§ **Exercise**:
Copy the data from the line that contains "Give me a plain-text" to its last line, exactly, including both of those lines and leaving out everything before.

§ **Provided records**:
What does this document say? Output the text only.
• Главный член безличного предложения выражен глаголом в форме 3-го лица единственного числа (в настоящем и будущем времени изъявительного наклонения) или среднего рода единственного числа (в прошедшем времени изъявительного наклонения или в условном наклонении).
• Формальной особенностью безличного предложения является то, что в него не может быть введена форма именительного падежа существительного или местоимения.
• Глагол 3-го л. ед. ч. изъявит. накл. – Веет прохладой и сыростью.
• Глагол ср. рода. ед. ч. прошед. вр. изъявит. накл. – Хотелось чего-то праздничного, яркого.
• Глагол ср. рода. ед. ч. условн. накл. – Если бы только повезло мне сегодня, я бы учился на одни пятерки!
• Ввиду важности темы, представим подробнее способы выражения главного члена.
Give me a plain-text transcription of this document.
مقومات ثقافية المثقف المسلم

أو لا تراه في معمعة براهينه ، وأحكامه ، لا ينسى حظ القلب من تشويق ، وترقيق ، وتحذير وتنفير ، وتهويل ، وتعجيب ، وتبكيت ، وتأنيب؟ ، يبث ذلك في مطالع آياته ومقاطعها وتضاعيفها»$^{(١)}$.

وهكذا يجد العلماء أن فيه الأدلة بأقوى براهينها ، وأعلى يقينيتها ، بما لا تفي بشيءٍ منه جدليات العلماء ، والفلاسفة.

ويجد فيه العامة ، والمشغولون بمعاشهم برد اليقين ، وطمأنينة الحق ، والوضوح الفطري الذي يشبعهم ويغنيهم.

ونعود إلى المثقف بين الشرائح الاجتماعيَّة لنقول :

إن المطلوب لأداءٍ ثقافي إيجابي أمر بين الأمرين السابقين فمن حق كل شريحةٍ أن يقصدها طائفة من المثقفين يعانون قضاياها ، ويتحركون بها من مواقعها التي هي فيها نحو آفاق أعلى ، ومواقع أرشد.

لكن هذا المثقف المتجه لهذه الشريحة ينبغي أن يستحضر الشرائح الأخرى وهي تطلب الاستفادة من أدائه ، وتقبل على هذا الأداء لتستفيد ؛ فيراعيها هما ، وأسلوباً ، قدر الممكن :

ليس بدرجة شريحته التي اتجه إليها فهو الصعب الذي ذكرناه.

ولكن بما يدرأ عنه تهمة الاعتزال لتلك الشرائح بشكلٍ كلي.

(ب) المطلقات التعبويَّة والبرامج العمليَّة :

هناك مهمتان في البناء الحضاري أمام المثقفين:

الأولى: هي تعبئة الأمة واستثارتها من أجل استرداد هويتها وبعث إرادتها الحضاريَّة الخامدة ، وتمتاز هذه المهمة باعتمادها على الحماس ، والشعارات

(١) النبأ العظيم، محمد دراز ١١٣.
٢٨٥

§ **Task result**:
Give me a plain-text transcription of this document.
مقومات ثقافية المثقف المسلم

أو لا تراه في معمعة براهينه ، وأحكامه ، لا ينسى حظ القلب من تشويق ، وترقيق ، وتحذير وتنفير ، وتهويل ، وتعجيب ، وتبكيت ، وتأنيب؟ ، يبث ذلك في مطالع آياته ومقاطعها وتضاعيفها»$^{(١)}$.

وهكذا يجد العلماء أن فيه الأدلة بأقوى براهينها ، وأعلى يقينيتها ، بما لا تفي بشيءٍ منه جدليات العلماء ، والفلاسفة.

ويجد فيه العامة ، والمشغولون بمعاشهم برد اليقين ، وطمأنينة الحق ، والوضوح الفطري الذي يشبعهم ويغنيهم.

ونعود إلى المثقف بين الشرائح الاجتماعيَّة لنقول :

إن المطلوب لأداءٍ ثقافي إيجابي أمر بين الأمرين السابقين فمن حق كل شريحةٍ أن يقصدها طائفة من المثقفين يعانون قضاياها ، ويتحركون بها من مواقعها التي هي فيها نحو آفاق أعلى ، ومواقع أرشد.

لكن هذا المثقف المتجه لهذه الشريحة ينبغي أن يستحضر الشرائح الأخرى وهي تطلب الاستفادة من أدائه ، وتقبل على هذا الأداء لتستفيد ؛ فيراعيها هما ، وأسلوباً ، قدر الممكن :

ليس بدرجة شريحته التي اتجه إليها فهو الصعب الذي ذكرناه.

ولكن بما يدرأ عنه تهمة الاعتزال لتلك الشرائح بشكلٍ كلي.

(ب) المطلقات التعبويَّة والبرامج العمليَّة :

هناك مهمتان في البناء الحضاري أمام المثقفين:

الأولى: هي تعبئة الأمة واستثارتها من أجل استرداد هويتها وبعث إرادتها الحضاريَّة الخامدة ، وتمتاز هذه المهمة باعتمادها على الحماس ، والشعارات

(١) النبأ العظيم، محمد دراز ١١٣.
٢٨٥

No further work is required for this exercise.